* Records to process:
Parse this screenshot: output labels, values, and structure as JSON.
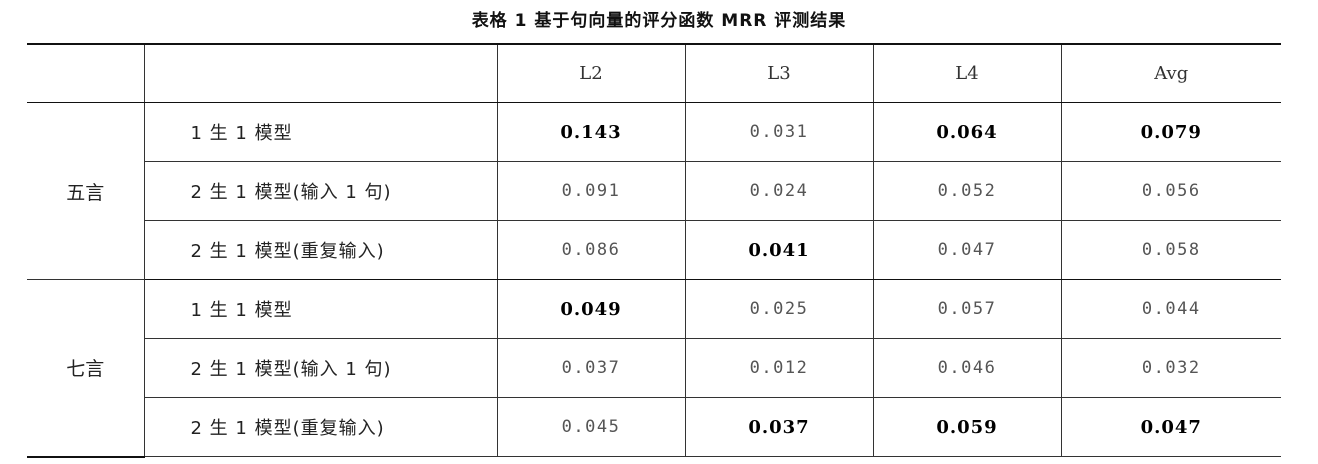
{
  "caption": "表格 1  基于句向量的评分函数 MRR 评测结果",
  "columns": [
    "L2",
    "L3",
    "L4",
    "Avg"
  ],
  "groups": [
    {
      "name": "五言",
      "rows": [
        {
          "model": "1 生 1 模型",
          "values": [
            "0.143",
            "0.031",
            "0.064",
            "0.079"
          ],
          "bold": [
            true,
            false,
            true,
            true
          ]
        },
        {
          "model": "2 生 1 模型(输入 1 句)",
          "values": [
            "0.091",
            "0.024",
            "0.052",
            "0.056"
          ],
          "bold": [
            false,
            false,
            false,
            false
          ]
        },
        {
          "model": "2 生 1 模型(重复输入)",
          "values": [
            "0.086",
            "0.041",
            "0.047",
            "0.058"
          ],
          "bold": [
            false,
            true,
            false,
            false
          ]
        }
      ]
    },
    {
      "name": "七言",
      "rows": [
        {
          "model": "1 生 1 模型",
          "values": [
            "0.049",
            "0.025",
            "0.057",
            "0.044"
          ],
          "bold": [
            true,
            false,
            false,
            false
          ]
        },
        {
          "model": "2 生 1 模型(输入 1 句)",
          "values": [
            "0.037",
            "0.012",
            "0.046",
            "0.032"
          ],
          "bold": [
            false,
            false,
            false,
            false
          ]
        },
        {
          "model": "2 生 1 模型(重复输入)",
          "values": [
            "0.045",
            "0.037",
            "0.059",
            "0.047"
          ],
          "bold": [
            false,
            true,
            true,
            true
          ]
        }
      ]
    }
  ]
}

* The task: Return the listing above word for word, with the pictures removed.

* Task solution:
Parse this screenshot: output labels, values, and structure as JSON.
{
  "caption": "表格 1  基于句向量的评分函数 MRR 评测结果",
  "columns": [
    "L2",
    "L3",
    "L4",
    "Avg"
  ],
  "groups": [
    {
      "name": "五言",
      "rows": [
        {
          "model": "1 生 1 模型",
          "values": [
            "0.143",
            "0.031",
            "0.064",
            "0.079"
          ],
          "bold": [
            true,
            false,
            true,
            true
          ]
        },
        {
          "model": "2 生 1 模型(输入 1 句)",
          "values": [
            "0.091",
            "0.024",
            "0.052",
            "0.056"
          ],
          "bold": [
            false,
            false,
            false,
            false
          ]
        },
        {
          "model": "2 生 1 模型(重复输入)",
          "values": [
            "0.086",
            "0.041",
            "0.047",
            "0.058"
          ],
          "bold": [
            false,
            true,
            false,
            false
          ]
        }
      ]
    },
    {
      "name": "七言",
      "rows": [
        {
          "model": "1 生 1 模型",
          "values": [
            "0.049",
            "0.025",
            "0.057",
            "0.044"
          ],
          "bold": [
            true,
            false,
            false,
            false
          ]
        },
        {
          "model": "2 生 1 模型(输入 1 句)",
          "values": [
            "0.037",
            "0.012",
            "0.046",
            "0.032"
          ],
          "bold": [
            false,
            false,
            false,
            false
          ]
        },
        {
          "model": "2 生 1 模型(重复输入)",
          "values": [
            "0.045",
            "0.037",
            "0.059",
            "0.047"
          ],
          "bold": [
            false,
            true,
            true,
            true
          ]
        }
      ]
    }
  ]
}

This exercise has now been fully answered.